* Your objective
Rewrite the listing below as a JSON list of strings, one string per line and no blank lines, starting with the line containing "Patent image size: (906, 561)." and going on through the line containing "The bulb guiding portion 34 is at (514, 190).".

* Listed records
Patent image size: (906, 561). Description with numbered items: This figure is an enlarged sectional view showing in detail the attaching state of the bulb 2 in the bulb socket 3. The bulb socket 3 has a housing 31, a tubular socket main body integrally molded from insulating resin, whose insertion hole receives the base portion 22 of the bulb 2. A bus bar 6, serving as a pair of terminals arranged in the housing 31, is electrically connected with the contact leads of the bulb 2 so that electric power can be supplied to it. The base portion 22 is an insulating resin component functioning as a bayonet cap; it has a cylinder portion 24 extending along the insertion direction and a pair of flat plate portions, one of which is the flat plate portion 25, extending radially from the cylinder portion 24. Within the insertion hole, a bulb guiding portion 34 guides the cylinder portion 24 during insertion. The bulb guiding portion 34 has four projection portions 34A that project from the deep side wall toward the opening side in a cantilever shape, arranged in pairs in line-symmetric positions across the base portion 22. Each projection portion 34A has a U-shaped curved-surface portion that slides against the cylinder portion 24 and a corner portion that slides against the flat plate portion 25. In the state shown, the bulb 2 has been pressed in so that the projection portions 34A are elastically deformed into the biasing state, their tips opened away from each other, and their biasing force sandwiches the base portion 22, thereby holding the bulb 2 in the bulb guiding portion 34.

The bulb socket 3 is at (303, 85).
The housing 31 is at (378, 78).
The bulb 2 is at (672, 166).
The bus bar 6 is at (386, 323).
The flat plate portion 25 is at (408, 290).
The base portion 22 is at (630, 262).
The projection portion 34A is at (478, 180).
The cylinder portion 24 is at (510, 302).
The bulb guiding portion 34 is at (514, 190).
* * *
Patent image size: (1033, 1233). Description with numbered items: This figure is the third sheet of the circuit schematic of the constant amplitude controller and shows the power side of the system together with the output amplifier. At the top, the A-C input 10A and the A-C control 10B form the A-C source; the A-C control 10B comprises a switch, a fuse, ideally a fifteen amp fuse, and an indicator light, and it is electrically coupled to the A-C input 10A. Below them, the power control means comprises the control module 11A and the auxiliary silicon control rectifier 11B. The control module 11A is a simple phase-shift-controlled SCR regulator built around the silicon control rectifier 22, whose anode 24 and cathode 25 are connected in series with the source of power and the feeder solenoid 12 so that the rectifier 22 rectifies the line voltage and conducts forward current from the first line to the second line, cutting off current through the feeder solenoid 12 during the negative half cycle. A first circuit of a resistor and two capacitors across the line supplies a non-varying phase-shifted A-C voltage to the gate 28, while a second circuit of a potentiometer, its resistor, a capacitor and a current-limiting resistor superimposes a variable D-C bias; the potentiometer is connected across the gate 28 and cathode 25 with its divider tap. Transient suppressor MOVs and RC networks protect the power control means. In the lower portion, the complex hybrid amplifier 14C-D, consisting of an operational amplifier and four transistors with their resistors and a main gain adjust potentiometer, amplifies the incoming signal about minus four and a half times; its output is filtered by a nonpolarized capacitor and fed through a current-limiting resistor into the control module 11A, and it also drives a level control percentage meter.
---
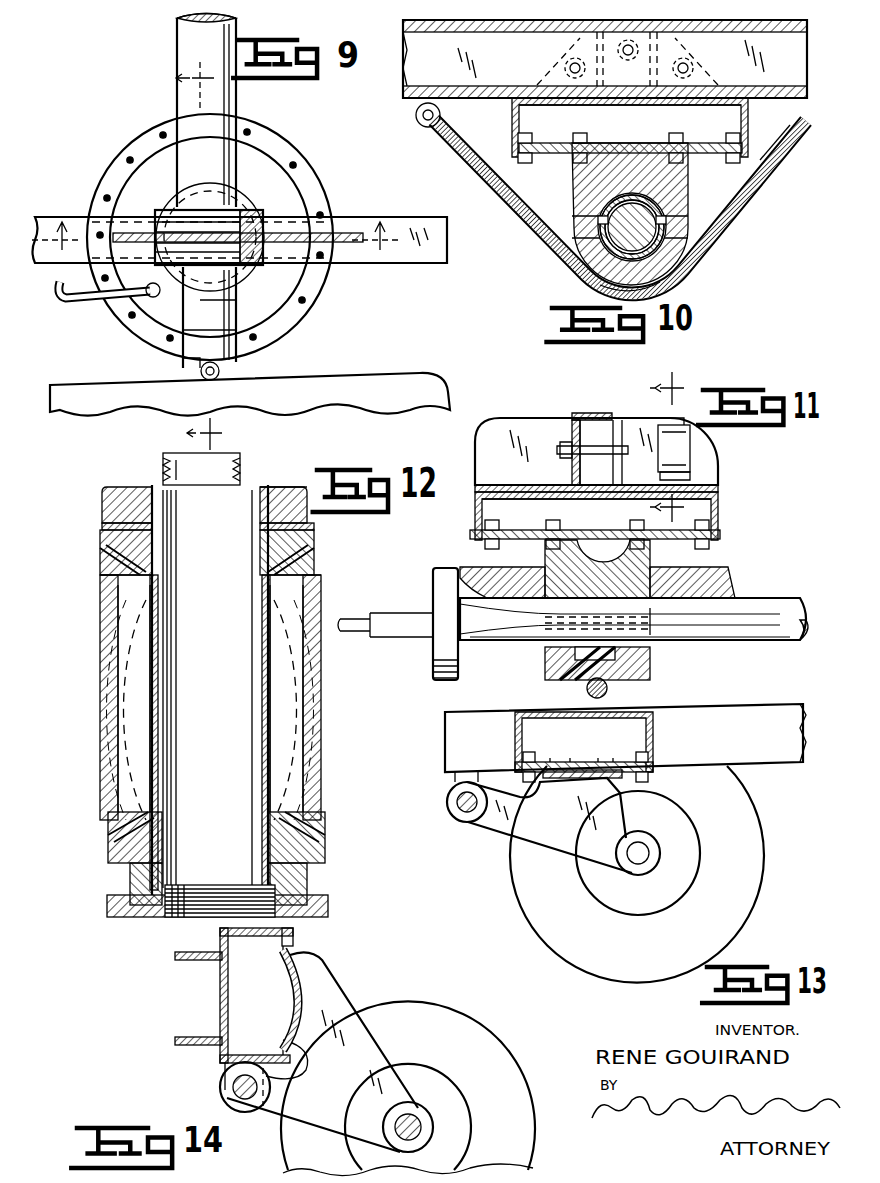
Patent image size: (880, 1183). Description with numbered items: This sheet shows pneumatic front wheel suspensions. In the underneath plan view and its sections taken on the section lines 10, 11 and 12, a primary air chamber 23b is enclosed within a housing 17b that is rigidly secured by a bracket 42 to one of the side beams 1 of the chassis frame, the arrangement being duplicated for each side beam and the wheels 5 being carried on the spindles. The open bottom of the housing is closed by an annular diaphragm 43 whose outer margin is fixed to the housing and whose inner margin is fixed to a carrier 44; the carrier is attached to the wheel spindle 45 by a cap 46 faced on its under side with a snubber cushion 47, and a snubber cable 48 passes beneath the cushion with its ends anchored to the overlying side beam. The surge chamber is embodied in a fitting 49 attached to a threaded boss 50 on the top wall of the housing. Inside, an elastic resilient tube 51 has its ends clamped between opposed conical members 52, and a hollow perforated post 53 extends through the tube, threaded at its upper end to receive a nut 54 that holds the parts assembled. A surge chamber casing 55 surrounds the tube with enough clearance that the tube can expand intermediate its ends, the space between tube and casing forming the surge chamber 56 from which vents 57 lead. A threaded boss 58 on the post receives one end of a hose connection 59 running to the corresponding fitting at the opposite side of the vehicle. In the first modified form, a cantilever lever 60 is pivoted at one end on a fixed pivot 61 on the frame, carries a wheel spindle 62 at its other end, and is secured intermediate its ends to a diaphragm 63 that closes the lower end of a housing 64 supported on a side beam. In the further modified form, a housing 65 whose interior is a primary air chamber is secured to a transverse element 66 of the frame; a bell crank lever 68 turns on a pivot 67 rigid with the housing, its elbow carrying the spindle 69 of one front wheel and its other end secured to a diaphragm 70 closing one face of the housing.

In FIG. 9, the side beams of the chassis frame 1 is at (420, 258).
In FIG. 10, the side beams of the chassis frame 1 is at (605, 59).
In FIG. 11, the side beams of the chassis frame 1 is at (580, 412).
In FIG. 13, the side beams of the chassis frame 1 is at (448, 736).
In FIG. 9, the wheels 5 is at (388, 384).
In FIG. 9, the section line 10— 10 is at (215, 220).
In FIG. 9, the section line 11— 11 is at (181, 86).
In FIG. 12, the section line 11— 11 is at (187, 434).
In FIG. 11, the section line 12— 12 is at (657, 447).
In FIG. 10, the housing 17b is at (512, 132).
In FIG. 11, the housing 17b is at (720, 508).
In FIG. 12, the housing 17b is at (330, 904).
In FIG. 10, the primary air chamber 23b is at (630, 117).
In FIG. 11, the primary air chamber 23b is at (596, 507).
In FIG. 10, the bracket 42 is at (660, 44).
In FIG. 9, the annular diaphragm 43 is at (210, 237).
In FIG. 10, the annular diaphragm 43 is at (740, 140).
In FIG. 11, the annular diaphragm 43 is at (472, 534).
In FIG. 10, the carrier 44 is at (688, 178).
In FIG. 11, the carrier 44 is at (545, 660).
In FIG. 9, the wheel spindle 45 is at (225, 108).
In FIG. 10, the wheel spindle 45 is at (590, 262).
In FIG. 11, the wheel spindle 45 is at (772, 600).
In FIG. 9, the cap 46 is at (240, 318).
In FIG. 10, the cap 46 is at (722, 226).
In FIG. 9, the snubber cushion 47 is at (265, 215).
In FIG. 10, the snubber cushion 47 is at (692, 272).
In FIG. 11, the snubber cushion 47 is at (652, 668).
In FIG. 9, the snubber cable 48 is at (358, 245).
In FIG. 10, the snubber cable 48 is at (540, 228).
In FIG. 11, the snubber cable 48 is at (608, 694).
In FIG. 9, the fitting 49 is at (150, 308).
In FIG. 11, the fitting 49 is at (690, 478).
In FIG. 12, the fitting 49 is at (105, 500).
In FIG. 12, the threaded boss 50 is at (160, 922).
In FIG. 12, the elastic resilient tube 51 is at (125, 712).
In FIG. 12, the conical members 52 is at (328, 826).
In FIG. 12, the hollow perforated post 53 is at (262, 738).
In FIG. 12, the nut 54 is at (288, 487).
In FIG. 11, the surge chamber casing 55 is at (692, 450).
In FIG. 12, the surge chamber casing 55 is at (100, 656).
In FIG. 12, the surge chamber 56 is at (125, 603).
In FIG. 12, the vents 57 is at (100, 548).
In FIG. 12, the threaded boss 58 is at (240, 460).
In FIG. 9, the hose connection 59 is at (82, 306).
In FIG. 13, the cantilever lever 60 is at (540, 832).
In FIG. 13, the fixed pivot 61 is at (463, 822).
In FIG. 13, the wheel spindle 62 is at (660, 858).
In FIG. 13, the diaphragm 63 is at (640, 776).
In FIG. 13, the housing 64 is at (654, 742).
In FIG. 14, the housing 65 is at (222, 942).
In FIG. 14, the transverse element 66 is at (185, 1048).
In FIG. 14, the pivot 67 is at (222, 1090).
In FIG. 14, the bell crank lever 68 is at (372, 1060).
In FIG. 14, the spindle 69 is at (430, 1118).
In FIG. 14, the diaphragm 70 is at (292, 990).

* Solution for this exercise
[
  "Patent image size: (906, 561). Description with numbered items: This figure is an enlarged sectional view showing in detail the attaching state of the bulb 2 in the bulb socket 3. The bulb socket 3 has a housing 31, a tubular socket main body integrally molded from insulating resin, whose insertion hole receives the base portion 22 of the bulb 2. A bus bar 6, serving as a pair of terminals arranged in the housing 31, is electrically connected with the contact leads of the bulb 2 so that electric power can be supplied to it. The base portion 22 is an insulating resin component functioning as a bayonet cap; it has a cylinder portion 24 extending along the insertion direction and a pair of flat plate portions, one of which is the flat plate portion 25, extending radially from the cylinder portion 24. Within the insertion hole, a bulb guiding portion 34 guides the cylinder portion 24 during insertion. The bulb guiding portion 34 has four projection portions 34A that project from the deep side wall toward the opening side in a cantilever shape, arranged in pairs in line-symmetric positions across the base portion 22. Each projection portion 34A has a U-shaped curved-surface portion that slides against the cylinder portion 24 and a corner portion that slides against the flat plate portion 25. In the state shown, the bulb 2 has been pressed in so that the projection portions 34A are elastically deformed into the biasing state, their tips opened away from each other, and their biasing force sandwiches the base portion 22, thereby holding the bulb 2 in the bulb guiding portion 34.",
  "The bulb socket 3 is at (303, 85).",
  "The housing 31 is at (378, 78).",
  "The bulb 2 is at (672, 166).",
  "The bus bar 6 is at (386, 323).",
  "The flat plate portion 25 is at (408, 290).",
  "The base portion 22 is at (630, 262).",
  "The projection portion 34A is at (478, 180).",
  "The cylinder portion 24 is at (510, 302).",
  "The bulb guiding portion 34 is at (514, 190)."
]